Dataset entries:
════════

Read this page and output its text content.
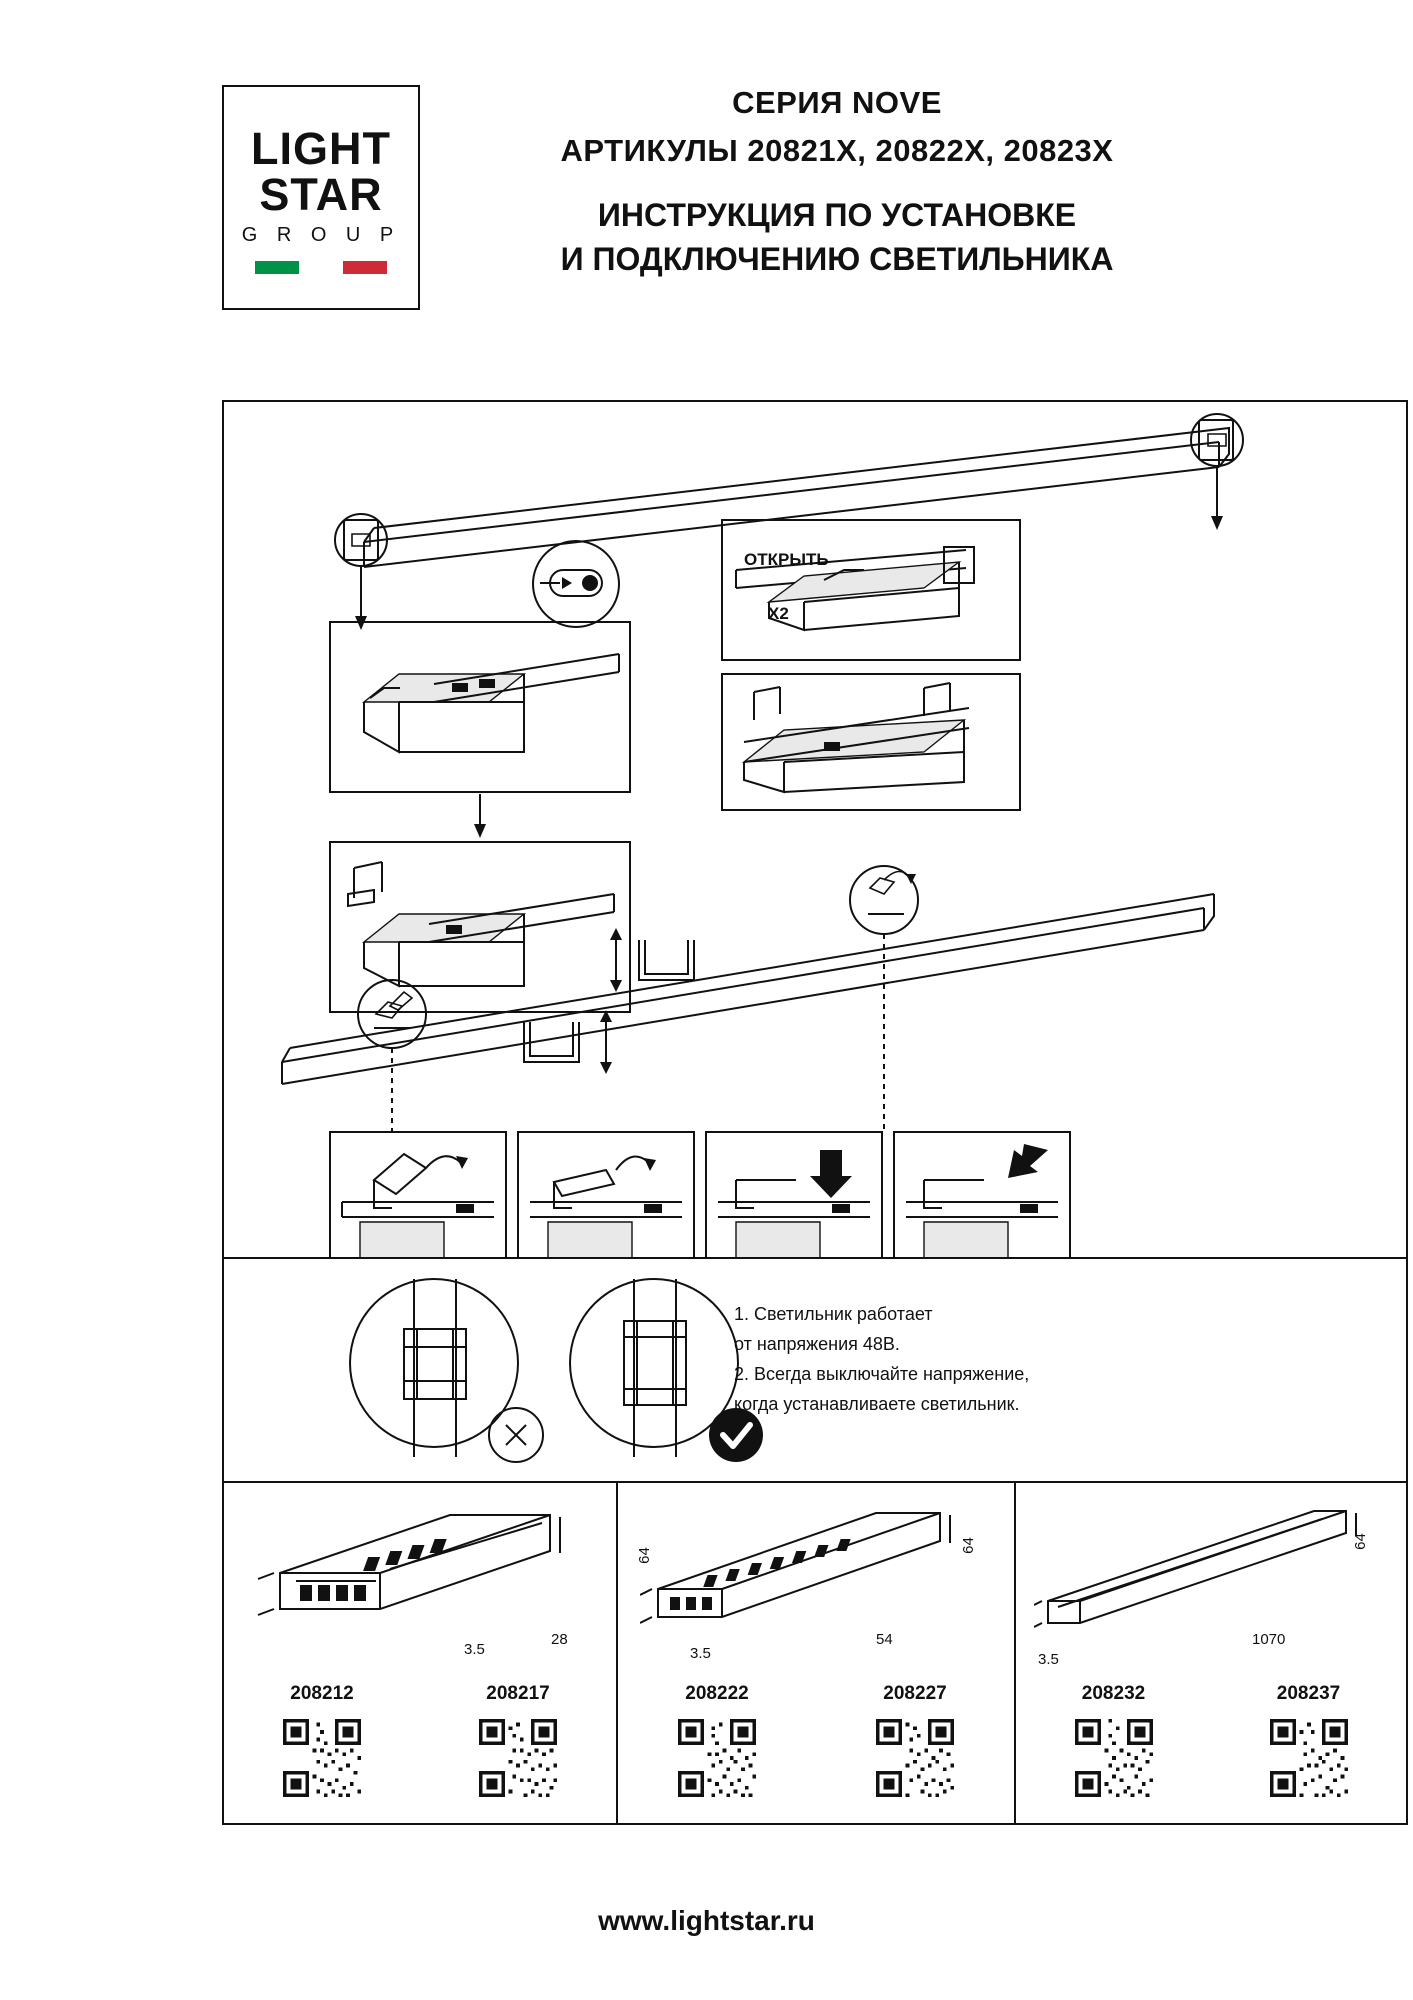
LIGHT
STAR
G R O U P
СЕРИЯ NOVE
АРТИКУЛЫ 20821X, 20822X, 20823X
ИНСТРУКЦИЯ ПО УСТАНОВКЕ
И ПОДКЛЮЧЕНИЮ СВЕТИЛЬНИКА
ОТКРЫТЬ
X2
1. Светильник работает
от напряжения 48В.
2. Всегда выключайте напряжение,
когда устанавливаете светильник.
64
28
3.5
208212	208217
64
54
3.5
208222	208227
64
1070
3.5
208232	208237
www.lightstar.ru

════════

Aim of the exercise → All the records need to be repeated exactly, with the images dropped.

Complete output →
Read this page and output its text content.
LIGHT
STAR
G R O U P
СЕРИЯ NOVE
АРТИКУЛЫ 20821X, 20822X, 20823X
ИНСТРУКЦИЯ ПО УСТАНОВКЕ
И ПОДКЛЮЧЕНИЮ СВЕТИЛЬНИКА
ОТКРЫТЬ
X2
1. Светильник работает
от напряжения 48В.
2. Всегда выключайте напряжение,
когда устанавливаете светильник.
64
28
3.5
208212	208217
64
54
3.5
208222	208227
64
1070
3.5
208232	208237
www.lightstar.ru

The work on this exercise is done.